Your instructions: Reproduce each line exactly, including spacing and punctuation.

## Begin

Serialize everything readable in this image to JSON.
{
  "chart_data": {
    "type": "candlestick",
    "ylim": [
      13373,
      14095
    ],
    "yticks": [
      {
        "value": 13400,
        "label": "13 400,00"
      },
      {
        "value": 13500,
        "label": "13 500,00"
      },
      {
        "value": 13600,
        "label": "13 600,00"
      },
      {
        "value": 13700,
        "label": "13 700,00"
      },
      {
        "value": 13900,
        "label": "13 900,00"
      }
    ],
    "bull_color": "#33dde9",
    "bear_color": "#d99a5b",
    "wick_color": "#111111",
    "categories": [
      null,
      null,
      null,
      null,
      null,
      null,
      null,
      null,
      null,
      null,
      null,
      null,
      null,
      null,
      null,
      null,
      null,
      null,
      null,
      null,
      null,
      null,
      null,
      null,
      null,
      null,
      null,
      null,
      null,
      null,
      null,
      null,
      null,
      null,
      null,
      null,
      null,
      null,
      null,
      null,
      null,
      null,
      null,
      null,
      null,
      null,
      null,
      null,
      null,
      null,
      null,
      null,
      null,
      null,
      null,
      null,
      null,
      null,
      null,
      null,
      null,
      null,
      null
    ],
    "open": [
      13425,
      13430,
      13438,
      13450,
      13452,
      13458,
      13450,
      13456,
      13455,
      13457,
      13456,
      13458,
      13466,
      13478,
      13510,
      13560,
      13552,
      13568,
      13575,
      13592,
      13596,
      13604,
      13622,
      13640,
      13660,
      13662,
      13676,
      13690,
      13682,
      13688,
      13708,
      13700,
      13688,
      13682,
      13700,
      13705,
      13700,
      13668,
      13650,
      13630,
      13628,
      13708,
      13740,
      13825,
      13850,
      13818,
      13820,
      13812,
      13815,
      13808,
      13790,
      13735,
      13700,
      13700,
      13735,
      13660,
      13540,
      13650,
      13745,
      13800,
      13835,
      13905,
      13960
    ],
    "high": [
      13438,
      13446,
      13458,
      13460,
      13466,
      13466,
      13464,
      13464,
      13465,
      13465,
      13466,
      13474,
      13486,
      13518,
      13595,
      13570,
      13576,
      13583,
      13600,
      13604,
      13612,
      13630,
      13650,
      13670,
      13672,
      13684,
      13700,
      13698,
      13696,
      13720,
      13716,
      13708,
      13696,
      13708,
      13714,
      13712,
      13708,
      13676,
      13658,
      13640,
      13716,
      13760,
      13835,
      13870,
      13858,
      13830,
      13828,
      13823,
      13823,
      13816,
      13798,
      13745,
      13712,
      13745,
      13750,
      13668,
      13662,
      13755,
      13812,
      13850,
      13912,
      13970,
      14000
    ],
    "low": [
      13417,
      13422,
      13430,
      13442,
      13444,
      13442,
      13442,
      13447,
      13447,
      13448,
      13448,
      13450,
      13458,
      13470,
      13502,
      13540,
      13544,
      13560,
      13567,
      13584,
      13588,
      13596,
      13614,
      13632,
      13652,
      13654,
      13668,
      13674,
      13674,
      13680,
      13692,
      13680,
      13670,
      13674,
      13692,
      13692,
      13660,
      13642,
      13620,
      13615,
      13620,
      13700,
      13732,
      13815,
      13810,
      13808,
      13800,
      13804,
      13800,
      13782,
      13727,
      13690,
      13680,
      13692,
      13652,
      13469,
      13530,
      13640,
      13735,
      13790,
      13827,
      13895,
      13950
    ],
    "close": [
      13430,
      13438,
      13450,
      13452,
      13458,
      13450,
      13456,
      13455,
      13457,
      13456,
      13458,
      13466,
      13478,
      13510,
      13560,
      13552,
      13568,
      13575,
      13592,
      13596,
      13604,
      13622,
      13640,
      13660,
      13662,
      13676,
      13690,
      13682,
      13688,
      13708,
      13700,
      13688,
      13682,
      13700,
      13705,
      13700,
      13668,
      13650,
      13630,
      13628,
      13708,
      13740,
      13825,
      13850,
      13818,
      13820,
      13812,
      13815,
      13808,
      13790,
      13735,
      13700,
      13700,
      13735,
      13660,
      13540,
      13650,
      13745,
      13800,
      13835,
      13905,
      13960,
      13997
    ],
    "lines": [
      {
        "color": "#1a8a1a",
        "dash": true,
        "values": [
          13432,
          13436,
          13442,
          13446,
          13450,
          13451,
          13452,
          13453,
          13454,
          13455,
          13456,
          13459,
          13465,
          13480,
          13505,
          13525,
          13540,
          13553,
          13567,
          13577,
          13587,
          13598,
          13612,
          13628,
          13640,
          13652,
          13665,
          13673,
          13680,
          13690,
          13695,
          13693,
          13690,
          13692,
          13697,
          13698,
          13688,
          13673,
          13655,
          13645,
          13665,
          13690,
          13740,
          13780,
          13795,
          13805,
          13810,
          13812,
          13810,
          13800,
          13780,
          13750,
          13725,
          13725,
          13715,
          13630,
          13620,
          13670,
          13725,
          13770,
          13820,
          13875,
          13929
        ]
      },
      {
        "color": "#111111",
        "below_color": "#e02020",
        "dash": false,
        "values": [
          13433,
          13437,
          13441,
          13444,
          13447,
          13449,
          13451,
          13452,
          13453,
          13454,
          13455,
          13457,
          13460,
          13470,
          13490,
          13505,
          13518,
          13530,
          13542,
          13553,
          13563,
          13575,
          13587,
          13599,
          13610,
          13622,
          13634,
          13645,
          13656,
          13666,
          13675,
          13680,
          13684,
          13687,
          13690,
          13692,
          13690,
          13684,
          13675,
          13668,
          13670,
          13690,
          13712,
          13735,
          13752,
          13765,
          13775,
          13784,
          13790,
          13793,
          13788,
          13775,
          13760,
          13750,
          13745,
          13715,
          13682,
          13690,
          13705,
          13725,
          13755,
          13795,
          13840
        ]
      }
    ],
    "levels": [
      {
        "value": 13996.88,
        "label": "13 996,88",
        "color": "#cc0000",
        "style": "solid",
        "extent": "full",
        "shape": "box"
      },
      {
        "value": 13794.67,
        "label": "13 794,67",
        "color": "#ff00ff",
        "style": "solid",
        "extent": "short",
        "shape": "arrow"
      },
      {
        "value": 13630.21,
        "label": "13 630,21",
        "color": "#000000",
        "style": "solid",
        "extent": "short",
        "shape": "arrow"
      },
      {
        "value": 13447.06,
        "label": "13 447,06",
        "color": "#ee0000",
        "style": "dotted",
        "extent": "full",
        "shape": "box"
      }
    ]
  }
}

## End

Written response:
Serialize everything readable in this image to JSON.
{
  "chart_data": {
    "type": "candlestick",
    "ylim": [
      13373,
      14095
    ],
    "yticks": [
      {
        "value": 13400,
        "label": "13 400,00"
      },
      {
        "value": 13500,
        "label": "13 500,00"
      },
      {
        "value": 13600,
        "label": "13 600,00"
      },
      {
        "value": 13700,
        "label": "13 700,00"
      },
      {
        "value": 13900,
        "label": "13 900,00"
      }
    ],
    "bull_color": "#33dde9",
    "bear_color": "#d99a5b",
    "wick_color": "#111111",
    "categories": [
      null,
      null,
      null,
      null,
      null,
      null,
      null,
      null,
      null,
      null,
      null,
      null,
      null,
      null,
      null,
      null,
      null,
      null,
      null,
      null,
      null,
      null,
      null,
      null,
      null,
      null,
      null,
      null,
      null,
      null,
      null,
      null,
      null,
      null,
      null,
      null,
      null,
      null,
      null,
      null,
      null,
      null,
      null,
      null,
      null,
      null,
      null,
      null,
      null,
      null,
      null,
      null,
      null,
      null,
      null,
      null,
      null,
      null,
      null,
      null,
      null,
      null,
      null
    ],
    "open": [
      13425,
      13430,
      13438,
      13450,
      13452,
      13458,
      13450,
      13456,
      13455,
      13457,
      13456,
      13458,
      13466,
      13478,
      13510,
      13560,
      13552,
      13568,
      13575,
      13592,
      13596,
      13604,
      13622,
      13640,
      13660,
      13662,
      13676,
      13690,
      13682,
      13688,
      13708,
      13700,
      13688,
      13682,
      13700,
      13705,
      13700,
      13668,
      13650,
      13630,
      13628,
      13708,
      13740,
      13825,
      13850,
      13818,
      13820,
      13812,
      13815,
      13808,
      13790,
      13735,
      13700,
      13700,
      13735,
      13660,
      13540,
      13650,
      13745,
      13800,
      13835,
      13905,
      13960
    ],
    "high": [
      13438,
      13446,
      13458,
      13460,
      13466,
      13466,
      13464,
      13464,
      13465,
      13465,
      13466,
      13474,
      13486,
      13518,
      13595,
      13570,
      13576,
      13583,
      13600,
      13604,
      13612,
      13630,
      13650,
      13670,
      13672,
      13684,
      13700,
      13698,
      13696,
      13720,
      13716,
      13708,
      13696,
      13708,
      13714,
      13712,
      13708,
      13676,
      13658,
      13640,
      13716,
      13760,
      13835,
      13870,
      13858,
      13830,
      13828,
      13823,
      13823,
      13816,
      13798,
      13745,
      13712,
      13745,
      13750,
      13668,
      13662,
      13755,
      13812,
      13850,
      13912,
      13970,
      14000
    ],
    "low": [
      13417,
      13422,
      13430,
      13442,
      13444,
      13442,
      13442,
      13447,
      13447,
      13448,
      13448,
      13450,
      13458,
      13470,
      13502,
      13540,
      13544,
      13560,
      13567,
      13584,
      13588,
      13596,
      13614,
      13632,
      13652,
      13654,
      13668,
      13674,
      13674,
      13680,
      13692,
      13680,
      13670,
      13674,
      13692,
      13692,
      13660,
      13642,
      13620,
      13615,
      13620,
      13700,
      13732,
      13815,
      13810,
      13808,
      13800,
      13804,
      13800,
      13782,
      13727,
      13690,
      13680,
      13692,
      13652,
      13469,
      13530,
      13640,
      13735,
      13790,
      13827,
      13895,
      13950
    ],
    "close": [
      13430,
      13438,
      13450,
      13452,
      13458,
      13450,
      13456,
      13455,
      13457,
      13456,
      13458,
      13466,
      13478,
      13510,
      13560,
      13552,
      13568,
      13575,
      13592,
      13596,
      13604,
      13622,
      13640,
      13660,
      13662,
      13676,
      13690,
      13682,
      13688,
      13708,
      13700,
      13688,
      13682,
      13700,
      13705,
      13700,
      13668,
      13650,
      13630,
      13628,
      13708,
      13740,
      13825,
      13850,
      13818,
      13820,
      13812,
      13815,
      13808,
      13790,
      13735,
      13700,
      13700,
      13735,
      13660,
      13540,
      13650,
      13745,
      13800,
      13835,
      13905,
      13960,
      13997
    ],
    "lines": [
      {
        "color": "#1a8a1a",
        "dash": true,
        "values": [
          13432,
          13436,
          13442,
          13446,
          13450,
          13451,
          13452,
          13453,
          13454,
          13455,
          13456,
          13459,
          13465,
          13480,
          13505,
          13525,
          13540,
          13553,
          13567,
          13577,
          13587,
          13598,
          13612,
          13628,
          13640,
          13652,
          13665,
          13673,
          13680,
          13690,
          13695,
          13693,
          13690,
          13692,
          13697,
          13698,
          13688,
          13673,
          13655,
          13645,
          13665,
          13690,
          13740,
          13780,
          13795,
          13805,
          13810,
          13812,
          13810,
          13800,
          13780,
          13750,
          13725,
          13725,
          13715,
          13630,
          13620,
          13670,
          13725,
          13770,
          13820,
          13875,
          13929
        ]
      },
      {
        "color": "#111111",
        "below_color": "#e02020",
        "dash": false,
        "values": [
          13433,
          13437,
          13441,
          13444,
          13447,
          13449,
          13451,
          13452,
          13453,
          13454,
          13455,
          13457,
          13460,
          13470,
          13490,
          13505,
          13518,
          13530,
          13542,
          13553,
          13563,
          13575,
          13587,
          13599,
          13610,
          13622,
          13634,
          13645,
          13656,
          13666,
          13675,
          13680,
          13684,
          13687,
          13690,
          13692,
          13690,
          13684,
          13675,
          13668,
          13670,
          13690,
          13712,
          13735,
          13752,
          13765,
          13775,
          13784,
          13790,
          13793,
          13788,
          13775,
          13760,
          13750,
          13745,
          13715,
          13682,
          13690,
          13705,
          13725,
          13755,
          13795,
          13840
        ]
      }
    ],
    "levels": [
      {
        "value": 13996.88,
        "label": "13 996,88",
        "color": "#cc0000",
        "style": "solid",
        "extent": "full",
        "shape": "box"
      },
      {
        "value": 13794.67,
        "label": "13 794,67",
        "color": "#ff00ff",
        "style": "solid",
        "extent": "short",
        "shape": "arrow"
      },
      {
        "value": 13630.21,
        "label": "13 630,21",
        "color": "#000000",
        "style": "solid",
        "extent": "short",
        "shape": "arrow"
      },
      {
        "value": 13447.06,
        "label": "13 447,06",
        "color": "#ee0000",
        "style": "dotted",
        "extent": "full",
        "shape": "box"
      }
    ]
  }
}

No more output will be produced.